• **YOUR INSTRUCTIONS**
Comb through the entries for "title" and pull out each line that holds it.

START SUPPLIED ENTRIES

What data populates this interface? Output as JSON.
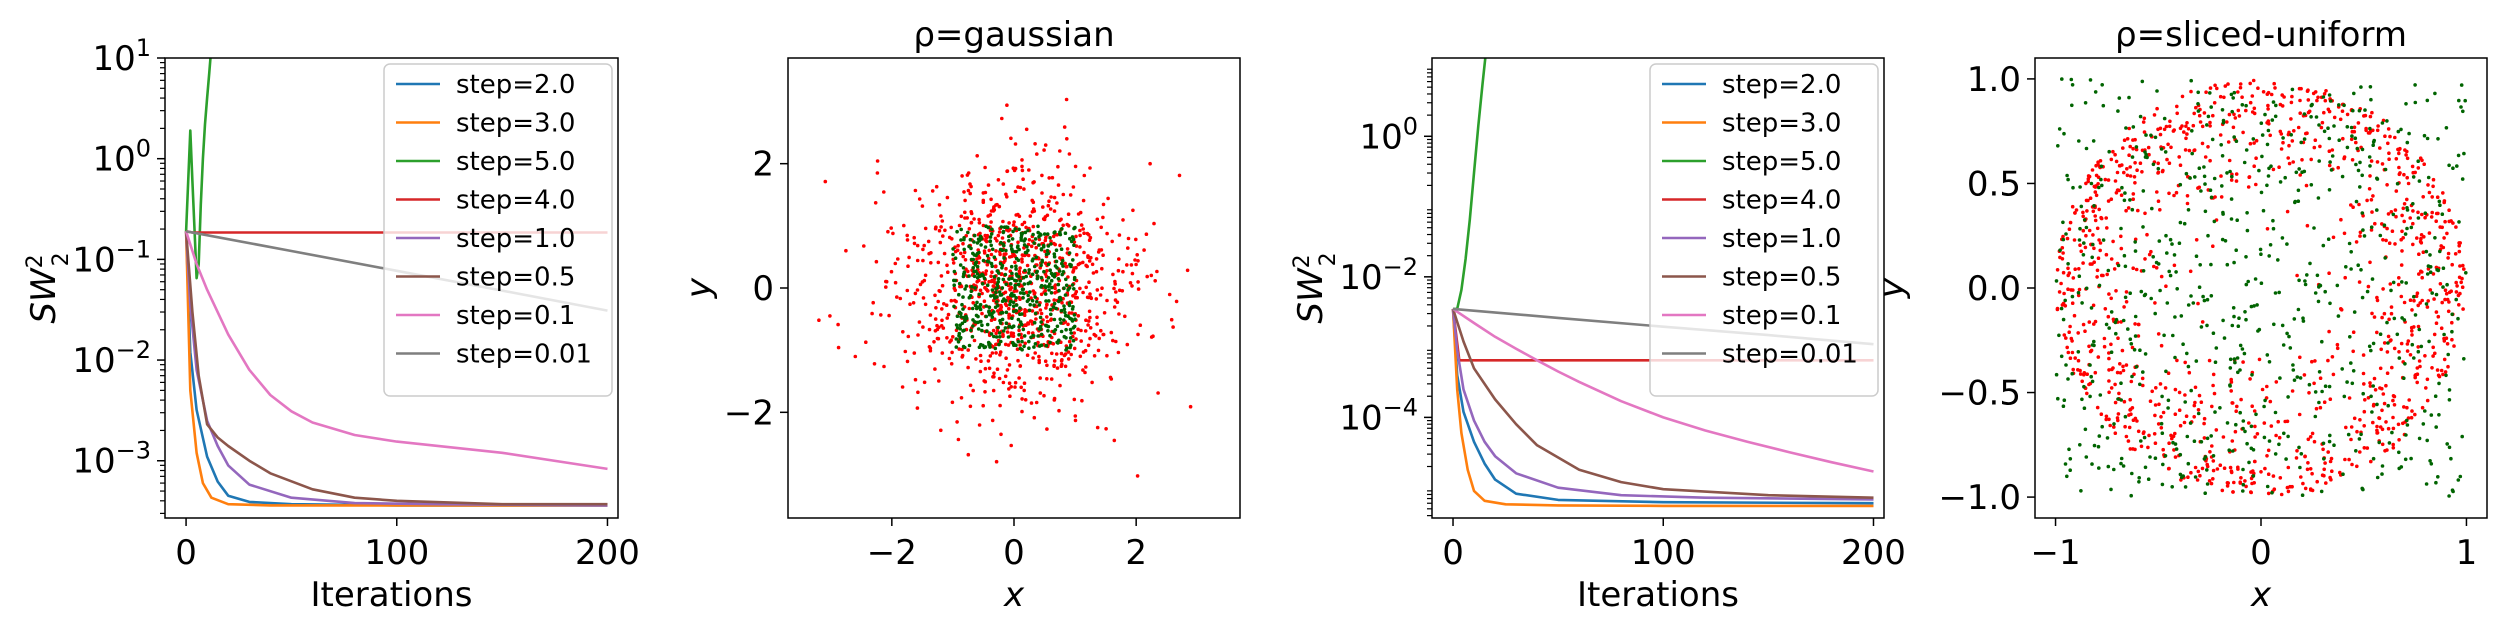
{
  "figure": {
    "panels": [
      "Loss curves (Gaussian target)",
      "Gaussian scatter",
      "Loss curves (sliced-uniform target)",
      "Sliced-uniform scatter"
    ]
  },
  "colors": {
    "step_2": "#1f77b4",
    "step_3": "#ff7f0e",
    "step_5": "#2ca02c",
    "step_4": "#d62728",
    "step_1": "#9467bd",
    "step_05": "#8c564b",
    "step_01": "#e377c2",
    "step_001": "#7f7f7f",
    "target_points": "#ff0000",
    "particles": "#006400"
  },
  "chart_data": [
    {
      "type": "line",
      "xlabel": "Iterations",
      "ylabel": "SW₂²",
      "yscale": "log",
      "xlim": [
        -10,
        205
      ],
      "ylim": [
        0.00027,
        10
      ],
      "xticks": [
        "0",
        "100",
        "200"
      ],
      "yticks": [
        {
          "base": "10",
          "exp": "1"
        },
        {
          "base": "10",
          "exp": "0"
        },
        {
          "base": "10",
          "exp": "−1"
        },
        {
          "base": "10",
          "exp": "−2"
        },
        {
          "base": "10",
          "exp": "−3"
        }
      ],
      "legend_position": "top-right",
      "series": [
        {
          "name": "step=2.0",
          "color": "#1f77b4",
          "x": [
            0,
            2,
            5,
            10,
            15,
            20,
            30,
            50,
            100,
            200
          ],
          "y": [
            0.19,
            0.012,
            0.0032,
            0.0011,
            0.00062,
            0.00045,
            0.00039,
            0.00037,
            0.00036,
            0.00036
          ]
        },
        {
          "name": "step=3.0",
          "color": "#ff7f0e",
          "x": [
            0,
            2,
            5,
            8,
            12,
            20,
            40,
            100,
            200
          ],
          "y": [
            0.19,
            0.005,
            0.0012,
            0.0006,
            0.00043,
            0.00037,
            0.00036,
            0.00036,
            0.00036
          ]
        },
        {
          "name": "step=5.0",
          "color": "#2ca02c",
          "x": [
            0,
            1,
            2,
            3,
            4,
            5,
            6,
            7,
            8,
            9,
            10,
            11,
            12
          ],
          "y": [
            0.19,
            0.6,
            1.9,
            0.6,
            0.2,
            0.065,
            0.09,
            0.35,
            1.0,
            2.2,
            4.0,
            7.0,
            13.0
          ]
        },
        {
          "name": "step=4.0",
          "color": "#d62728",
          "x": [
            0,
            3,
            50,
            100,
            200
          ],
          "y": [
            0.19,
            0.185,
            0.185,
            0.185,
            0.185
          ]
        },
        {
          "name": "step=1.0",
          "color": "#9467bd",
          "x": [
            0,
            2,
            5,
            10,
            15,
            20,
            30,
            50,
            80,
            120,
            200
          ],
          "y": [
            0.19,
            0.035,
            0.008,
            0.0025,
            0.0014,
            0.0009,
            0.00058,
            0.00043,
            0.00038,
            0.00037,
            0.00036
          ]
        },
        {
          "name": "step=0.5",
          "color": "#8c564b",
          "x": [
            0,
            3,
            6,
            10,
            15,
            20,
            30,
            40,
            60,
            80,
            100,
            150,
            200
          ],
          "y": [
            0.19,
            0.03,
            0.007,
            0.0023,
            0.0017,
            0.0014,
            0.001,
            0.00075,
            0.00052,
            0.00043,
            0.0004,
            0.00037,
            0.00037
          ]
        },
        {
          "name": "step=0.1",
          "color": "#e377c2",
          "x": [
            0,
            5,
            10,
            20,
            30,
            40,
            50,
            60,
            80,
            100,
            150,
            200
          ],
          "y": [
            0.19,
            0.09,
            0.05,
            0.018,
            0.008,
            0.0045,
            0.0031,
            0.0024,
            0.0018,
            0.00155,
            0.0012,
            0.00083
          ]
        },
        {
          "name": "step=0.01",
          "color": "#7f7f7f",
          "x": [
            0,
            50,
            100,
            150,
            200
          ],
          "y": [
            0.19,
            0.121,
            0.077,
            0.049,
            0.031
          ]
        }
      ]
    },
    {
      "type": "scatter",
      "title": "ρ=gaussian",
      "xlabel": "x",
      "ylabel": "y",
      "xlim": [
        -3.7,
        3.7
      ],
      "ylim": [
        -3.7,
        3.7
      ],
      "xticks": [
        "−2",
        "0",
        "2"
      ],
      "yticks": [
        "−2",
        "0",
        "2"
      ],
      "series": [
        {
          "role": "target",
          "color": "#ff0000",
          "distribution": "gaussian",
          "mean": [
            0,
            0
          ],
          "std": 1,
          "count": 1000
        },
        {
          "role": "particles",
          "color": "#006400",
          "distribution": "uniform-square",
          "extent": [
            -1,
            1
          ],
          "count": 500
        }
      ]
    },
    {
      "type": "line",
      "xlabel": "Iterations",
      "ylabel": "SW₂²",
      "yscale": "log",
      "xlim": [
        -10,
        205
      ],
      "ylim": [
        3.7e-06,
        13
      ],
      "xticks": [
        "0",
        "100",
        "200"
      ],
      "yticks": [
        {
          "base": "10",
          "exp": "0"
        },
        {
          "base": "10",
          "exp": "−2"
        },
        {
          "base": "10",
          "exp": "−4"
        }
      ],
      "legend_position": "top-right",
      "series": [
        {
          "name": "step=2.0",
          "color": "#1f77b4",
          "x": [
            0,
            2,
            5,
            10,
            15,
            20,
            30,
            50,
            100,
            200
          ],
          "y": [
            0.0035,
            0.0004,
            0.00012,
            4.5e-05,
            2.2e-05,
            1.3e-05,
            8.2e-06,
            6.7e-06,
            6.2e-06,
            6e-06
          ]
        },
        {
          "name": "step=3.0",
          "color": "#ff7f0e",
          "x": [
            0,
            2,
            4,
            7,
            10,
            15,
            25,
            50,
            100,
            200
          ],
          "y": [
            0.0035,
            0.00025,
            6e-05,
            1.8e-05,
            9e-06,
            6.5e-06,
            5.8e-06,
            5.6e-06,
            5.5e-06,
            5.5e-06
          ]
        },
        {
          "name": "step=5.0",
          "color": "#2ca02c",
          "x": [
            0,
            2,
            4,
            6,
            8,
            10,
            12,
            14,
            16
          ],
          "y": [
            0.0035,
            0.0035,
            0.0065,
            0.018,
            0.065,
            0.3,
            1.4,
            5.5,
            20
          ]
        },
        {
          "name": "step=4.0",
          "color": "#d62728",
          "x": [
            0,
            3,
            50,
            100,
            200
          ],
          "y": [
            0.0035,
            0.00065,
            0.00065,
            0.00065,
            0.00065
          ]
        },
        {
          "name": "step=1.0",
          "color": "#9467bd",
          "x": [
            0,
            2,
            5,
            10,
            15,
            20,
            30,
            50,
            80,
            120,
            200
          ],
          "y": [
            0.0035,
            0.0009,
            0.00025,
            9e-05,
            4.5e-05,
            2.8e-05,
            1.6e-05,
            1e-05,
            7.8e-06,
            7.2e-06,
            6.8e-06
          ]
        },
        {
          "name": "step=0.5",
          "color": "#8c564b",
          "x": [
            0,
            5,
            10,
            20,
            30,
            40,
            60,
            80,
            100,
            150,
            200
          ],
          "y": [
            0.0035,
            0.0012,
            0.0005,
            0.00018,
            8e-05,
            4e-05,
            1.8e-05,
            1.2e-05,
            9.5e-06,
            7.8e-06,
            7.2e-06
          ]
        },
        {
          "name": "step=0.1",
          "color": "#e377c2",
          "x": [
            0,
            10,
            20,
            30,
            40,
            50,
            60,
            80,
            100,
            120,
            140,
            160,
            180,
            200
          ],
          "y": [
            0.0035,
            0.0022,
            0.0014,
            0.00095,
            0.00065,
            0.00045,
            0.00032,
            0.00017,
            0.0001,
            6.5e-05,
            4.5e-05,
            3.2e-05,
            2.3e-05,
            1.7e-05
          ]
        },
        {
          "name": "step=0.01",
          "color": "#7f7f7f",
          "x": [
            0,
            50,
            100,
            150,
            200
          ],
          "y": [
            0.0035,
            0.0026,
            0.00195,
            0.00148,
            0.0011
          ]
        }
      ]
    },
    {
      "type": "scatter",
      "title": "ρ=sliced-uniform",
      "xlabel": "x",
      "ylabel": "y",
      "xlim": [
        -1.1,
        1.1
      ],
      "ylim": [
        -1.1,
        1.1
      ],
      "xticks": [
        "−1",
        "0",
        "1"
      ],
      "yticks": [
        "1.0",
        "0.5",
        "0.0",
        "−0.5",
        "−1.0"
      ],
      "series": [
        {
          "role": "target",
          "color": "#ff0000",
          "distribution": "sliced-uniform-disk",
          "radius": 1,
          "count": 1100
        },
        {
          "role": "particles",
          "color": "#006400",
          "distribution": "uniform-square",
          "extent": [
            -1,
            1
          ],
          "count": 700
        }
      ]
    }
  ]
}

END SUPPLIED ENTRIES

• **CORRECT RESULT**
      "title": "ρ=gaussian",
      "title": "ρ=sliced-uniform",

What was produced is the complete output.